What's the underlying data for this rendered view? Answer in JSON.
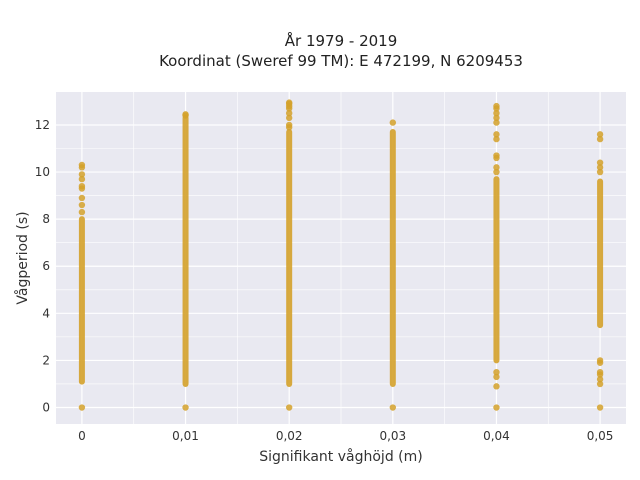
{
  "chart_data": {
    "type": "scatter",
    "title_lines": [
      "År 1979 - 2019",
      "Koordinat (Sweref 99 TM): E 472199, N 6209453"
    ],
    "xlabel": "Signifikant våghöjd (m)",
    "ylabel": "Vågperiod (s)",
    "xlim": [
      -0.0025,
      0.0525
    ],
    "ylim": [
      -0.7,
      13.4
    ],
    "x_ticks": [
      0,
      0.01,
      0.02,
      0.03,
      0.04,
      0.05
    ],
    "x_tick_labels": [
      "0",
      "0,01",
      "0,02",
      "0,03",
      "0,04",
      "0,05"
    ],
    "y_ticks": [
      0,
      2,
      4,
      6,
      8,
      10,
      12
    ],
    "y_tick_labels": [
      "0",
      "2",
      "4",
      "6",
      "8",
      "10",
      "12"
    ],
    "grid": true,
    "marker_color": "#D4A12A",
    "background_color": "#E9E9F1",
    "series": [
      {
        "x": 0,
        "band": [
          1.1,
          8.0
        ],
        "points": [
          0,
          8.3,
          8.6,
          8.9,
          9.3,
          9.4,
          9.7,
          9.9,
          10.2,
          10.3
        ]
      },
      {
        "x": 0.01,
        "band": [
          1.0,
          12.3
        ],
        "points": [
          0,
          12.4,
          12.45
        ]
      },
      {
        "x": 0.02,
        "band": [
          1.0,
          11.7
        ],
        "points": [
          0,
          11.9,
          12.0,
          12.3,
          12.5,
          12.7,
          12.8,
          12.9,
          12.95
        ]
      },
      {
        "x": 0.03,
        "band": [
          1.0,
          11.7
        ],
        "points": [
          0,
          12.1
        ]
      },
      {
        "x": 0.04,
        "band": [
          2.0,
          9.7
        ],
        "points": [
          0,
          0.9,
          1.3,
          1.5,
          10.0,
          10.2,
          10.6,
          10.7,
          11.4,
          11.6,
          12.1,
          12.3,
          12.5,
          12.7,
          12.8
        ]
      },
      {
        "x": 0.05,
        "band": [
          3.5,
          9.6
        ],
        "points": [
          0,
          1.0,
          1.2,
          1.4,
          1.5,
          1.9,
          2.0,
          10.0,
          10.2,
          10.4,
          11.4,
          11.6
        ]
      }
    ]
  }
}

## Goal
Set down the lines of the records above exactly, apart from the pictures.

## Output
What's the underlying data for this rendered view? Answer in JSON.
{
  "chart_data": {
    "type": "scatter",
    "title_lines": [
      "År 1979 - 2019",
      "Koordinat (Sweref 99 TM): E 472199, N 6209453"
    ],
    "xlabel": "Signifikant våghöjd (m)",
    "ylabel": "Vågperiod (s)",
    "xlim": [
      -0.0025,
      0.0525
    ],
    "ylim": [
      -0.7,
      13.4
    ],
    "x_ticks": [
      0,
      0.01,
      0.02,
      0.03,
      0.04,
      0.05
    ],
    "x_tick_labels": [
      "0",
      "0,01",
      "0,02",
      "0,03",
      "0,04",
      "0,05"
    ],
    "y_ticks": [
      0,
      2,
      4,
      6,
      8,
      10,
      12
    ],
    "y_tick_labels": [
      "0",
      "2",
      "4",
      "6",
      "8",
      "10",
      "12"
    ],
    "grid": true,
    "marker_color": "#D4A12A",
    "background_color": "#E9E9F1",
    "series": [
      {
        "x": 0,
        "band": [
          1.1,
          8.0
        ],
        "points": [
          0,
          8.3,
          8.6,
          8.9,
          9.3,
          9.4,
          9.7,
          9.9,
          10.2,
          10.3
        ]
      },
      {
        "x": 0.01,
        "band": [
          1.0,
          12.3
        ],
        "points": [
          0,
          12.4,
          12.45
        ]
      },
      {
        "x": 0.02,
        "band": [
          1.0,
          11.7
        ],
        "points": [
          0,
          11.9,
          12.0,
          12.3,
          12.5,
          12.7,
          12.8,
          12.9,
          12.95
        ]
      },
      {
        "x": 0.03,
        "band": [
          1.0,
          11.7
        ],
        "points": [
          0,
          12.1
        ]
      },
      {
        "x": 0.04,
        "band": [
          2.0,
          9.7
        ],
        "points": [
          0,
          0.9,
          1.3,
          1.5,
          10.0,
          10.2,
          10.6,
          10.7,
          11.4,
          11.6,
          12.1,
          12.3,
          12.5,
          12.7,
          12.8
        ]
      },
      {
        "x": 0.05,
        "band": [
          3.5,
          9.6
        ],
        "points": [
          0,
          1.0,
          1.2,
          1.4,
          1.5,
          1.9,
          2.0,
          10.0,
          10.2,
          10.4,
          11.4,
          11.6
        ]
      }
    ]
  }
}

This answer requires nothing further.